--- start Task material ---

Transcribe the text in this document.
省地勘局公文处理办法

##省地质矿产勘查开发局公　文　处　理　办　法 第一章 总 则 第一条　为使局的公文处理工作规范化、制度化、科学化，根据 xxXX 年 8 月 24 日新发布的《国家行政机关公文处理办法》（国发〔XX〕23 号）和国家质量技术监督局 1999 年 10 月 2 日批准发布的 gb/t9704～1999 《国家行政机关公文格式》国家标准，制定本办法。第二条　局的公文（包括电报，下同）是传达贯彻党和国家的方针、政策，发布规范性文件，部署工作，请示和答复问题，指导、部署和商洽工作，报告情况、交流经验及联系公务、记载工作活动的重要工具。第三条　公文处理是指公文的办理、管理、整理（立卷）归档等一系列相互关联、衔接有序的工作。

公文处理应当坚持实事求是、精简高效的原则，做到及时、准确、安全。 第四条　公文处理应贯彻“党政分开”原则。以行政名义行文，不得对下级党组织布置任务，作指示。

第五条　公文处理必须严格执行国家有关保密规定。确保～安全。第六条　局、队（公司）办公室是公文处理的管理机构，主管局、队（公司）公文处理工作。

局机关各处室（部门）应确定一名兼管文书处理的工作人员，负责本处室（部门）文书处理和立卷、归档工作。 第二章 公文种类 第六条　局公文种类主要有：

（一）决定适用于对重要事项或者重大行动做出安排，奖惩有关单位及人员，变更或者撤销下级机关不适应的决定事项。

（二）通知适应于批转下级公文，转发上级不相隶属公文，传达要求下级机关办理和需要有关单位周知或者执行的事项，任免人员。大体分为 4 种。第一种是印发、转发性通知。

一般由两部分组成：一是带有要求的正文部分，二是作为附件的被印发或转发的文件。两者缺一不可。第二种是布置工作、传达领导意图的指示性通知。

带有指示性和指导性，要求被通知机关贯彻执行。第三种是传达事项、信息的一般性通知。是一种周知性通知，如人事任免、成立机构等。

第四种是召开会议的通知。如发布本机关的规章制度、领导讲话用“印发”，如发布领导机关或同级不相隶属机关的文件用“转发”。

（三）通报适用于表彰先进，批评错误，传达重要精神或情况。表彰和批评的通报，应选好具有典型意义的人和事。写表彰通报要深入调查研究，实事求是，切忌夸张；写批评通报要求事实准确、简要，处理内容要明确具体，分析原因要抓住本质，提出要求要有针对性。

--- end Task material ---

• [What you are asked to do]
Copy out the whole listing exactly.

• [Finished task]
Transcribe the text in this document.
省地勘局公文处理办法

##省地质矿产勘查开发局公　文　处　理　办　法 第一章 总 则 第一条　为使局的公文处理工作规范化、制度化、科学化，根据 xxXX 年 8 月 24 日新发布的《国家行政机关公文处理办法》（国发〔XX〕23 号）和国家质量技术监督局 1999 年 10 月 2 日批准发布的 gb/t9704～1999 《国家行政机关公文格式》国家标准，制定本办法。第二条　局的公文（包括电报，下同）是传达贯彻党和国家的方针、政策，发布规范性文件，部署工作，请示和答复问题，指导、部署和商洽工作，报告情况、交流经验及联系公务、记载工作活动的重要工具。第三条　公文处理是指公文的办理、管理、整理（立卷）归档等一系列相互关联、衔接有序的工作。

公文处理应当坚持实事求是、精简高效的原则，做到及时、准确、安全。 第四条　公文处理应贯彻“党政分开”原则。以行政名义行文，不得对下级党组织布置任务，作指示。

第五条　公文处理必须严格执行国家有关保密规定。确保～安全。第六条　局、队（公司）办公室是公文处理的管理机构，主管局、队（公司）公文处理工作。

局机关各处室（部门）应确定一名兼管文书处理的工作人员，负责本处室（部门）文书处理和立卷、归档工作。 第二章 公文种类 第六条　局公文种类主要有：

（一）决定适用于对重要事项或者重大行动做出安排，奖惩有关单位及人员，变更或者撤销下级机关不适应的决定事项。

（二）通知适应于批转下级公文，转发上级不相隶属公文，传达要求下级机关办理和需要有关单位周知或者执行的事项，任免人员。大体分为 4 种。第一种是印发、转发性通知。

一般由两部分组成：一是带有要求的正文部分，二是作为附件的被印发或转发的文件。两者缺一不可。第二种是布置工作、传达领导意图的指示性通知。

带有指示性和指导性，要求被通知机关贯彻执行。第三种是传达事项、信息的一般性通知。是一种周知性通知，如人事任免、成立机构等。

第四种是召开会议的通知。如发布本机关的规章制度、领导讲话用“印发”，如发布领导机关或同级不相隶属机关的文件用“转发”。

（三）通报适用于表彰先进，批评错误，传达重要精神或情况。表彰和批评的通报，应选好具有典型意义的人和事。写表彰通报要深入调查研究，实事求是，切忌夸张；写批评通报要求事实准确、简要，处理内容要明确具体，分析原因要抓住本质，提出要求要有针对性。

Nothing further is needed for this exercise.